#### WHAT IS NEEDED
Look through the lines below and extract each one that contains "Oversaw".

** start of EXTRACTED DATA **

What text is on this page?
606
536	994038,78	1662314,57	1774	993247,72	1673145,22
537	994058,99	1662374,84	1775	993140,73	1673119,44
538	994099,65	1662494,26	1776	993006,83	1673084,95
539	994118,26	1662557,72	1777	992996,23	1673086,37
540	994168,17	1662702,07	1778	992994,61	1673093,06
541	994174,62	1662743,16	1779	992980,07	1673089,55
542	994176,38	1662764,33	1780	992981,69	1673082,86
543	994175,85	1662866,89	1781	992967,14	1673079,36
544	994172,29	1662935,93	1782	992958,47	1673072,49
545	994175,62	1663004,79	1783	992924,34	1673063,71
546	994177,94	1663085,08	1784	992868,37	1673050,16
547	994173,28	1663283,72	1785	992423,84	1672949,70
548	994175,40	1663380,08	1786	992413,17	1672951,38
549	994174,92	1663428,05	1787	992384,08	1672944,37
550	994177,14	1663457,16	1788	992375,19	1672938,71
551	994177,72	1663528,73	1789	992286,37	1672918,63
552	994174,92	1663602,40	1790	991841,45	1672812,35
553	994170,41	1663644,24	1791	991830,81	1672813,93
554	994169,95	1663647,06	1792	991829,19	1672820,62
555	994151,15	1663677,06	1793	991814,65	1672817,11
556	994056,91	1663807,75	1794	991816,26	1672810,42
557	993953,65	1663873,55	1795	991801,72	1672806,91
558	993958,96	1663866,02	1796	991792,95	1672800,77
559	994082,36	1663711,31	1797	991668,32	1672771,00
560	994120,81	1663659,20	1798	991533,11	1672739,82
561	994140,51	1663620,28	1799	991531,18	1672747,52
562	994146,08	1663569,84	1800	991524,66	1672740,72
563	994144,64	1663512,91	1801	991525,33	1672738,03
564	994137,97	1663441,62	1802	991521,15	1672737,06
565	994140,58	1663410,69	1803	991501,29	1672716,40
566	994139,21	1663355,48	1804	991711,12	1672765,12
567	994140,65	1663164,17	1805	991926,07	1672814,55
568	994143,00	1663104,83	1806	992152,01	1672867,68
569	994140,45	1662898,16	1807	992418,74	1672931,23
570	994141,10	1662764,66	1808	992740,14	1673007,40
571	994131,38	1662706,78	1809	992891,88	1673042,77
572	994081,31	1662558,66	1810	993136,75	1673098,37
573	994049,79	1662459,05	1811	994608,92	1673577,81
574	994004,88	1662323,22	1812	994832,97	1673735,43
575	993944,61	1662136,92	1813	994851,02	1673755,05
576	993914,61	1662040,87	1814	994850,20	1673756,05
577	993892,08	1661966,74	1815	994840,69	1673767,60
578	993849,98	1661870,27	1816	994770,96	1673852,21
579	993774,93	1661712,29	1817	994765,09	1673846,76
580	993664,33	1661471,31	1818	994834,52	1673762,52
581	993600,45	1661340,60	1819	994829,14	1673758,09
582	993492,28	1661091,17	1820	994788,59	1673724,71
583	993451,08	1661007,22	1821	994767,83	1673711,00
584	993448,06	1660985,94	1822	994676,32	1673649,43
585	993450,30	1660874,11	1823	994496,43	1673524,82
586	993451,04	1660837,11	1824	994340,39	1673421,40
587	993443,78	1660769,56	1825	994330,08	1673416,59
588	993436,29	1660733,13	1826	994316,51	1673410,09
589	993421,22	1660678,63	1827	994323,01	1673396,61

** end of EXTRACTED DATA **
** start of EXTRACTED DATA **

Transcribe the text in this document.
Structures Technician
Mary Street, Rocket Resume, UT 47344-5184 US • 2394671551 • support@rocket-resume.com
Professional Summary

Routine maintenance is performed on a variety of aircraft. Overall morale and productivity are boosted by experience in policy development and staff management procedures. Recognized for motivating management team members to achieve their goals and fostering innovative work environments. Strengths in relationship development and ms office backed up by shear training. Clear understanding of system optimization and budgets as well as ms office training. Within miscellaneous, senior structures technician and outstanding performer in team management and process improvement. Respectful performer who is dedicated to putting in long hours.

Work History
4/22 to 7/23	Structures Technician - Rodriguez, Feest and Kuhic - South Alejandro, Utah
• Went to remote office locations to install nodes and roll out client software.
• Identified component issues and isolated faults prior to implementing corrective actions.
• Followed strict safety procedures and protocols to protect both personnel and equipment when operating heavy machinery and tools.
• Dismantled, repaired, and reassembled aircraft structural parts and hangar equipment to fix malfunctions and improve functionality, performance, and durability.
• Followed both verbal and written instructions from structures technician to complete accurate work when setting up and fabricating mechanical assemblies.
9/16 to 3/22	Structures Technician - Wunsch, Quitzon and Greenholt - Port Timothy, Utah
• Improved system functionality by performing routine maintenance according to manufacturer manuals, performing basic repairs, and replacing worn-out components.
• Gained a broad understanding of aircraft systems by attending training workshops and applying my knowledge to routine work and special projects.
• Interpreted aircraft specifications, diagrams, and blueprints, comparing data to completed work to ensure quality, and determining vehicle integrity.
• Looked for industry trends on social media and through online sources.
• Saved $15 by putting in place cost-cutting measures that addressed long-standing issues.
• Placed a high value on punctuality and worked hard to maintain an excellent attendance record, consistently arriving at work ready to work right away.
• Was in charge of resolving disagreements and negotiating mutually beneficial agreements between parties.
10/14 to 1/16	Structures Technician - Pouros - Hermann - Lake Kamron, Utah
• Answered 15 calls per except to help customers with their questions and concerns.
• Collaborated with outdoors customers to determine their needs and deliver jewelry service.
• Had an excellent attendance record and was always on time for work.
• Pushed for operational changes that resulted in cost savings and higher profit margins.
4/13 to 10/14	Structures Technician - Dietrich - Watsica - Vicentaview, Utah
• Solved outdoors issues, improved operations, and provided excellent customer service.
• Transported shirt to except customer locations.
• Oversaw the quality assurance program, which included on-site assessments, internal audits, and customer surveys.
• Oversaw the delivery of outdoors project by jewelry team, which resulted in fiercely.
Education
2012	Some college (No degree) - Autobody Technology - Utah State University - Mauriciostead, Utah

** end of EXTRACTED DATA **

#### IN RESPONSE
• Oversaw the quality assurance program, which included on-site assessments, internal audits, and customer surveys.
• Oversaw the delivery of outdoors project by jewelry team, which resulted in fiercely.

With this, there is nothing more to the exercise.